Records from a collection of figures

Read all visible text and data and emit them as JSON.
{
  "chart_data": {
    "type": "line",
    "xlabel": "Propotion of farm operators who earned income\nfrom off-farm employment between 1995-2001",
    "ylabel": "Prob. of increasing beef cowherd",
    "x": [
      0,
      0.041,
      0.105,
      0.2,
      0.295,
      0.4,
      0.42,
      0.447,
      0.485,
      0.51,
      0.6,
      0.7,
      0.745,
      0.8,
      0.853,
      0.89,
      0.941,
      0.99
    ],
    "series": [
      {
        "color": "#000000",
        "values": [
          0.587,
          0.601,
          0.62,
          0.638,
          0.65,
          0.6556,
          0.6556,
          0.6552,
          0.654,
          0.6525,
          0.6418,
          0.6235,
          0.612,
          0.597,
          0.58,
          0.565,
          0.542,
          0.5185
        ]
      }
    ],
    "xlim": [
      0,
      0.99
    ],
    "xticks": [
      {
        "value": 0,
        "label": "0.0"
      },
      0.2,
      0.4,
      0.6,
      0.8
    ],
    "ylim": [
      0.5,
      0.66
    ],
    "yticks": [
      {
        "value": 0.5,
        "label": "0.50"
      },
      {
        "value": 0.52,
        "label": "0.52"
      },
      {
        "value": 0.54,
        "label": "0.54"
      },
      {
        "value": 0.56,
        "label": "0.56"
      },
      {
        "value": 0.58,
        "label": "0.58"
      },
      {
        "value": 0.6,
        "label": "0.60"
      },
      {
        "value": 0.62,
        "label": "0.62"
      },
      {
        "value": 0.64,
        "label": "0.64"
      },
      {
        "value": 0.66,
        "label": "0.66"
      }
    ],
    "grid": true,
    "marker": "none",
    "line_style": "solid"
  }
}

■ **Written task**
Each line of the material above needs to be quoted exactly, please.

■ **Solution to the problem**
Read all visible text and data and emit them as JSON.
{
  "chart_data": {
    "type": "line",
    "xlabel": "Propotion of farm operators who earned income\nfrom off-farm employment between 1995-2001",
    "ylabel": "Prob. of increasing beef cowherd",
    "x": [
      0,
      0.041,
      0.105,
      0.2,
      0.295,
      0.4,
      0.42,
      0.447,
      0.485,
      0.51,
      0.6,
      0.7,
      0.745,
      0.8,
      0.853,
      0.89,
      0.941,
      0.99
    ],
    "series": [
      {
        "color": "#000000",
        "values": [
          0.587,
          0.601,
          0.62,
          0.638,
          0.65,
          0.6556,
          0.6556,
          0.6552,
          0.654,
          0.6525,
          0.6418,
          0.6235,
          0.612,
          0.597,
          0.58,
          0.565,
          0.542,
          0.5185
        ]
      }
    ],
    "xlim": [
      0,
      0.99
    ],
    "xticks": [
      {
        "value": 0,
        "label": "0.0"
      },
      0.2,
      0.4,
      0.6,
      0.8
    ],
    "ylim": [
      0.5,
      0.66
    ],
    "yticks": [
      {
        "value": 0.5,
        "label": "0.50"
      },
      {
        "value": 0.52,
        "label": "0.52"
      },
      {
        "value": 0.54,
        "label": "0.54"
      },
      {
        "value": 0.56,
        "label": "0.56"
      },
      {
        "value": 0.58,
        "label": "0.58"
      },
      {
        "value": 0.6,
        "label": "0.60"
      },
      {
        "value": 0.62,
        "label": "0.62"
      },
      {
        "value": 0.64,
        "label": "0.64"
      },
      {
        "value": 0.66,
        "label": "0.66"
      }
    ],
    "grid": true,
    "marker": "none",
    "line_style": "solid"
  }
}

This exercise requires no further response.